Records
======
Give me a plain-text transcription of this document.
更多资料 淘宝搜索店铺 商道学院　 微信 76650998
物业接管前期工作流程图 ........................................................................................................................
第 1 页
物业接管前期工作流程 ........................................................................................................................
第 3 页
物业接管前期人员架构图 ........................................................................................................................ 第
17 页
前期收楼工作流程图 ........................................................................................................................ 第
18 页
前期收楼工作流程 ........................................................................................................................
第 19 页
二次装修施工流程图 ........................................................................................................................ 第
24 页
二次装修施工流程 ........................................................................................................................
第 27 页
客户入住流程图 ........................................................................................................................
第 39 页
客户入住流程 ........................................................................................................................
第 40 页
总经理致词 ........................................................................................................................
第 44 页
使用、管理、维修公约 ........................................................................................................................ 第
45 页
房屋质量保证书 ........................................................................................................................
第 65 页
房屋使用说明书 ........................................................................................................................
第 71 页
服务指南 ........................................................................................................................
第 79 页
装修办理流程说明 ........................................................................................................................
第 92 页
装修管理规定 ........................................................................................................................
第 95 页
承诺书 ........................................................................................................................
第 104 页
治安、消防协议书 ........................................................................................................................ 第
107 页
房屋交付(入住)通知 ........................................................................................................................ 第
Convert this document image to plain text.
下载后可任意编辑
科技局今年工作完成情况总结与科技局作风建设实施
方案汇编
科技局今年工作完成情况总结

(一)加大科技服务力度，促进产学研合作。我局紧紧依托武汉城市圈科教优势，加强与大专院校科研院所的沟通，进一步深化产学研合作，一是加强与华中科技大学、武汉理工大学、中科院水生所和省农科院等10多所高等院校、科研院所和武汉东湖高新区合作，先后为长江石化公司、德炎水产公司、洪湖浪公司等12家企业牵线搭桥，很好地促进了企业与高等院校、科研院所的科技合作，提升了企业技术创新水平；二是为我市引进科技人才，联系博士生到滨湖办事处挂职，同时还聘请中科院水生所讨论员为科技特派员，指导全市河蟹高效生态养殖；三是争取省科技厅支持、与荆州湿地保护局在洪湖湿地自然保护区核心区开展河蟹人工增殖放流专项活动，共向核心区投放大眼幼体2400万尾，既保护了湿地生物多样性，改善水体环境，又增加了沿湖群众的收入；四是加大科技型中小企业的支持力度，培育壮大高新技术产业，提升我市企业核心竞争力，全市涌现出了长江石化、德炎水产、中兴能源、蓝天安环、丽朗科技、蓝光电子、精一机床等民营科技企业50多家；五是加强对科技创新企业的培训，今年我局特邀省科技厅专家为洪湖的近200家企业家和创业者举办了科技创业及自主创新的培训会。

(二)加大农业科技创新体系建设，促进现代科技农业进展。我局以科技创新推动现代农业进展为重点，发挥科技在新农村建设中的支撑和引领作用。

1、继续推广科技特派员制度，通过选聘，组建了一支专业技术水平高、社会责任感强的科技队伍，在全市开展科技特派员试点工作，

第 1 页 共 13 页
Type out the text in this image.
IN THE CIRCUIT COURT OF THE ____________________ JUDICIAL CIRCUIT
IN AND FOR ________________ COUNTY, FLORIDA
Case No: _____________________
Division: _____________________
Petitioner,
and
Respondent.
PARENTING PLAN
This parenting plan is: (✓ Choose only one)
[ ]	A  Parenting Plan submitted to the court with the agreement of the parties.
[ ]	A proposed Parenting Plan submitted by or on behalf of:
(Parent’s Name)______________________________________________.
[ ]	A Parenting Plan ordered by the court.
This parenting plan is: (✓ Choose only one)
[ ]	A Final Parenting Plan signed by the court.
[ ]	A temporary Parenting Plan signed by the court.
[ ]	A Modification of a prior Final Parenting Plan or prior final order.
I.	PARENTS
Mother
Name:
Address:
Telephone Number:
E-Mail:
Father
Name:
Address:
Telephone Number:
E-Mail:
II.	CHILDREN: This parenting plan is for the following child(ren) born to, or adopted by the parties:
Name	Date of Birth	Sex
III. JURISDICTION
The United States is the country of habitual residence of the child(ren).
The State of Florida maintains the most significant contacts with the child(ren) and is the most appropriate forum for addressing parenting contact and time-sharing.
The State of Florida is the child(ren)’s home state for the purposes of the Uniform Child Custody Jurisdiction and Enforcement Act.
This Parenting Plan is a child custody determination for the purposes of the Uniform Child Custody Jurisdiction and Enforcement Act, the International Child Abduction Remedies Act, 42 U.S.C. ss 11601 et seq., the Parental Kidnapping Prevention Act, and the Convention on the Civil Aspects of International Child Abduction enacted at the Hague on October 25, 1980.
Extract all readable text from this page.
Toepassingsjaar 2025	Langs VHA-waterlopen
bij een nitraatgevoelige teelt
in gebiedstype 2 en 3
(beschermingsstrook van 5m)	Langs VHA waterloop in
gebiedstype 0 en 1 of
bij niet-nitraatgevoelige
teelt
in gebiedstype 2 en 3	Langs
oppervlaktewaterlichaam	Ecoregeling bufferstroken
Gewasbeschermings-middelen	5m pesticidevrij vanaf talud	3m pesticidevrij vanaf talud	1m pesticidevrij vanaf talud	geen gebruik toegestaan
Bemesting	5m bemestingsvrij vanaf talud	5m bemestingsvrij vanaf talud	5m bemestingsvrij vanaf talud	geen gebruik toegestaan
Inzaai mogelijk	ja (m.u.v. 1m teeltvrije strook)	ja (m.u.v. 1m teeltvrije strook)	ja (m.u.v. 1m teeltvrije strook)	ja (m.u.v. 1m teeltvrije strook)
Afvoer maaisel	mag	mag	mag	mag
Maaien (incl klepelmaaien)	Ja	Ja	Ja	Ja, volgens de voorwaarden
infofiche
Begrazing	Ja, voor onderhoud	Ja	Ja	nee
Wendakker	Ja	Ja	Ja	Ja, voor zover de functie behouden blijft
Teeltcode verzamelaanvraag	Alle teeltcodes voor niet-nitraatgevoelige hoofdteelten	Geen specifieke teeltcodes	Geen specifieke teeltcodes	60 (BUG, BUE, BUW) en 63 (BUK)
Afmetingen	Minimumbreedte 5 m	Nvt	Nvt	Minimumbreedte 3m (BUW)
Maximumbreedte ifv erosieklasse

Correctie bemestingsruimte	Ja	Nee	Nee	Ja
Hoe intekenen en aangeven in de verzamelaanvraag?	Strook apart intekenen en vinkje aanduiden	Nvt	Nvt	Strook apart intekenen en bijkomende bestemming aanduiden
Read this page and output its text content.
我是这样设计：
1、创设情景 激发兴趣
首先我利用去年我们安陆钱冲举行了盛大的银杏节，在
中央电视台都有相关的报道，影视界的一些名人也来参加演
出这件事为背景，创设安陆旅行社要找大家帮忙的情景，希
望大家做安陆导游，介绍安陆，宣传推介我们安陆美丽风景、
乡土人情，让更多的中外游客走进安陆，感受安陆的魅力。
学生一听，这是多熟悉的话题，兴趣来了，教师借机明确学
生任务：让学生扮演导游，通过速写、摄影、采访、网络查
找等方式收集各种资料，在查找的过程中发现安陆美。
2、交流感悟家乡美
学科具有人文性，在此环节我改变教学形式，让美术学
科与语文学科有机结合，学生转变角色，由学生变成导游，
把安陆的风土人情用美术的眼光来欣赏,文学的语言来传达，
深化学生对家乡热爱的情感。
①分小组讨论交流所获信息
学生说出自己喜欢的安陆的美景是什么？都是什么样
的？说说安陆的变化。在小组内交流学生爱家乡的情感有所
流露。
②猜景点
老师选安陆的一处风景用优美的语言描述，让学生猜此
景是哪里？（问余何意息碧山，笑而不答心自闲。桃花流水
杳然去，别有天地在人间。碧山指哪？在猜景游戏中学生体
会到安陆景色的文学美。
======
◆ What this task involves
Scan the material above. Copy each line where "submitted" occurs.

◆ Reply to the exercise
[ ]	A  Parenting Plan submitted to the court with the agreement of the parties.
[ ]	A proposed Parenting Plan submitted by or on behalf of:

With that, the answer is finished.